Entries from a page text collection
====
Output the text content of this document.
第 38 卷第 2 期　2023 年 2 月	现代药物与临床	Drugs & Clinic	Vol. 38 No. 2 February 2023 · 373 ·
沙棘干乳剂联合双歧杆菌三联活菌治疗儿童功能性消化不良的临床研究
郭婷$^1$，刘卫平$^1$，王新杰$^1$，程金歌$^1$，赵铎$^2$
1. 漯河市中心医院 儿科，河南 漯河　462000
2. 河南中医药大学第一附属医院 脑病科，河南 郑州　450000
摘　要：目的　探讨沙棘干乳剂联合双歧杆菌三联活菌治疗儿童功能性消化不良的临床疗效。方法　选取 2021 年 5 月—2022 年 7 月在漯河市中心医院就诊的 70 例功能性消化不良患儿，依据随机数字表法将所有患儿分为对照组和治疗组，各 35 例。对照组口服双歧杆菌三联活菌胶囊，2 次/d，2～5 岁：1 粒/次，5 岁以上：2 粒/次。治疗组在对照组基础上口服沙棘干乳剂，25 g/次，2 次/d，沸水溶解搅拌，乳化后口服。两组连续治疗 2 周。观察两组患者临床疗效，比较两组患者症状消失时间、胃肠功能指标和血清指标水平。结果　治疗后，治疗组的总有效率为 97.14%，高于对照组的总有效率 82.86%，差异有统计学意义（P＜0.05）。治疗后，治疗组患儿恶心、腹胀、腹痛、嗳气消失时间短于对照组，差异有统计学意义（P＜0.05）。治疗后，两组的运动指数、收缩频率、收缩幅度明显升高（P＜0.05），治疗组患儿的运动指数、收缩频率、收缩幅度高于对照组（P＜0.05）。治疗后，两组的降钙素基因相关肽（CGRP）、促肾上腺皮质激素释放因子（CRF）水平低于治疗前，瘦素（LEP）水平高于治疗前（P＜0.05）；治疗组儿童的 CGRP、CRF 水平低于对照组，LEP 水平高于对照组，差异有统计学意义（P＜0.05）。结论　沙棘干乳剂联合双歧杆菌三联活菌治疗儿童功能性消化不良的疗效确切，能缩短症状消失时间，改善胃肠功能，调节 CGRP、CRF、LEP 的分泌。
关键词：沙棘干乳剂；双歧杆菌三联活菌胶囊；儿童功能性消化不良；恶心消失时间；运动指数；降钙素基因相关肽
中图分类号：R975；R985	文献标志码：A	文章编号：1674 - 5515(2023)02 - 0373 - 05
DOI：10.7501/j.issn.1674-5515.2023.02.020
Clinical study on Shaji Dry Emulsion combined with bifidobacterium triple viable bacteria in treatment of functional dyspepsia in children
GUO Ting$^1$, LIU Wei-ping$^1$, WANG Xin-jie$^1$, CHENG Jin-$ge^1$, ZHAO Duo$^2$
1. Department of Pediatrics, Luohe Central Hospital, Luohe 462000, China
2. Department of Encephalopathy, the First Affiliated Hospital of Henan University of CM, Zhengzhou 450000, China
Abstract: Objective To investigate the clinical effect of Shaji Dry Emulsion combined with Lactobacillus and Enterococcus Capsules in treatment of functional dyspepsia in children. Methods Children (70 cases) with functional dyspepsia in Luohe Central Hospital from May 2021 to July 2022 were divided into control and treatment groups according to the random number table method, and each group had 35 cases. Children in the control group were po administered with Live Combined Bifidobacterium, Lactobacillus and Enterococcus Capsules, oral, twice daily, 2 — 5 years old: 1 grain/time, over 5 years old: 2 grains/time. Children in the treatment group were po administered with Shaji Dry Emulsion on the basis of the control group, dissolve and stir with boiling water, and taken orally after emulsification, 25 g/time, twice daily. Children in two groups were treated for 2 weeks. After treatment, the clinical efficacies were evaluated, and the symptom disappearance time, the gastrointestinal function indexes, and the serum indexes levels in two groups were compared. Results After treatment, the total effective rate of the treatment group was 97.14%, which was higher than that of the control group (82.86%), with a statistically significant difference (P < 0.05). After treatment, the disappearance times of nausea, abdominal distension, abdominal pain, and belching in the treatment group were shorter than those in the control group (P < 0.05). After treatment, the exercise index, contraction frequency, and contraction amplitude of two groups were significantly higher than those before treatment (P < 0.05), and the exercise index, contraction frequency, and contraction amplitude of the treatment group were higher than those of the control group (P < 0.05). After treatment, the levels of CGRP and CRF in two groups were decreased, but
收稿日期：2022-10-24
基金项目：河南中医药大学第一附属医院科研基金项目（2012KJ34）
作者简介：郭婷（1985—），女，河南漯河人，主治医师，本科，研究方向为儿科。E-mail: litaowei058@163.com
====
■ What needs to be done:
Each line above is to be restated exactly as it stands.

■ Task solution:
Output the text content of this document.
第 38 卷第 2 期　2023 年 2 月	现代药物与临床	Drugs & Clinic	Vol. 38 No. 2 February 2023 · 373 ·
沙棘干乳剂联合双歧杆菌三联活菌治疗儿童功能性消化不良的临床研究
郭婷$^1$，刘卫平$^1$，王新杰$^1$，程金歌$^1$，赵铎$^2$
1. 漯河市中心医院 儿科，河南 漯河　462000
2. 河南中医药大学第一附属医院 脑病科，河南 郑州　450000
摘　要：目的　探讨沙棘干乳剂联合双歧杆菌三联活菌治疗儿童功能性消化不良的临床疗效。方法　选取 2021 年 5 月—2022 年 7 月在漯河市中心医院就诊的 70 例功能性消化不良患儿，依据随机数字表法将所有患儿分为对照组和治疗组，各 35 例。对照组口服双歧杆菌三联活菌胶囊，2 次/d，2～5 岁：1 粒/次，5 岁以上：2 粒/次。治疗组在对照组基础上口服沙棘干乳剂，25 g/次，2 次/d，沸水溶解搅拌，乳化后口服。两组连续治疗 2 周。观察两组患者临床疗效，比较两组患者症状消失时间、胃肠功能指标和血清指标水平。结果　治疗后，治疗组的总有效率为 97.14%，高于对照组的总有效率 82.86%，差异有统计学意义（P＜0.05）。治疗后，治疗组患儿恶心、腹胀、腹痛、嗳气消失时间短于对照组，差异有统计学意义（P＜0.05）。治疗后，两组的运动指数、收缩频率、收缩幅度明显升高（P＜0.05），治疗组患儿的运动指数、收缩频率、收缩幅度高于对照组（P＜0.05）。治疗后，两组的降钙素基因相关肽（CGRP）、促肾上腺皮质激素释放因子（CRF）水平低于治疗前，瘦素（LEP）水平高于治疗前（P＜0.05）；治疗组儿童的 CGRP、CRF 水平低于对照组，LEP 水平高于对照组，差异有统计学意义（P＜0.05）。结论　沙棘干乳剂联合双歧杆菌三联活菌治疗儿童功能性消化不良的疗效确切，能缩短症状消失时间，改善胃肠功能，调节 CGRP、CRF、LEP 的分泌。
关键词：沙棘干乳剂；双歧杆菌三联活菌胶囊；儿童功能性消化不良；恶心消失时间；运动指数；降钙素基因相关肽
中图分类号：R975；R985	文献标志码：A	文章编号：1674 - 5515(2023)02 - 0373 - 05
DOI：10.7501/j.issn.1674-5515.2023.02.020
Clinical study on Shaji Dry Emulsion combined with bifidobacterium triple viable bacteria in treatment of functional dyspepsia in children
GUO Ting$^1$, LIU Wei-ping$^1$, WANG Xin-jie$^1$, CHENG Jin-$ge^1$, ZHAO Duo$^2$
1. Department of Pediatrics, Luohe Central Hospital, Luohe 462000, China
2. Department of Encephalopathy, the First Affiliated Hospital of Henan University of CM, Zhengzhou 450000, China
Abstract: Objective To investigate the clinical effect of Shaji Dry Emulsion combined with Lactobacillus and Enterococcus Capsules in treatment of functional dyspepsia in children. Methods Children (70 cases) with functional dyspepsia in Luohe Central Hospital from May 2021 to July 2022 were divided into control and treatment groups according to the random number table method, and each group had 35 cases. Children in the control group were po administered with Live Combined Bifidobacterium, Lactobacillus and Enterococcus Capsules, oral, twice daily, 2 — 5 years old: 1 grain/time, over 5 years old: 2 grains/time. Children in the treatment group were po administered with Shaji Dry Emulsion on the basis of the control group, dissolve and stir with boiling water, and taken orally after emulsification, 25 g/time, twice daily. Children in two groups were treated for 2 weeks. After treatment, the clinical efficacies were evaluated, and the symptom disappearance time, the gastrointestinal function indexes, and the serum indexes levels in two groups were compared. Results After treatment, the total effective rate of the treatment group was 97.14%, which was higher than that of the control group (82.86%), with a statistically significant difference (P < 0.05). After treatment, the disappearance times of nausea, abdominal distension, abdominal pain, and belching in the treatment group were shorter than those in the control group (P < 0.05). After treatment, the exercise index, contraction frequency, and contraction amplitude of two groups were significantly higher than those before treatment (P < 0.05), and the exercise index, contraction frequency, and contraction amplitude of the treatment group were higher than those of the control group (P < 0.05). After treatment, the levels of CGRP and CRF in two groups were decreased, but
收稿日期：2022-10-24
基金项目：河南中医药大学第一附属医院科研基金项目（2012KJ34）
作者简介：郭婷（1985—），女，河南漯河人，主治医师，本科，研究方向为儿科。E-mail: litaowei058@163.com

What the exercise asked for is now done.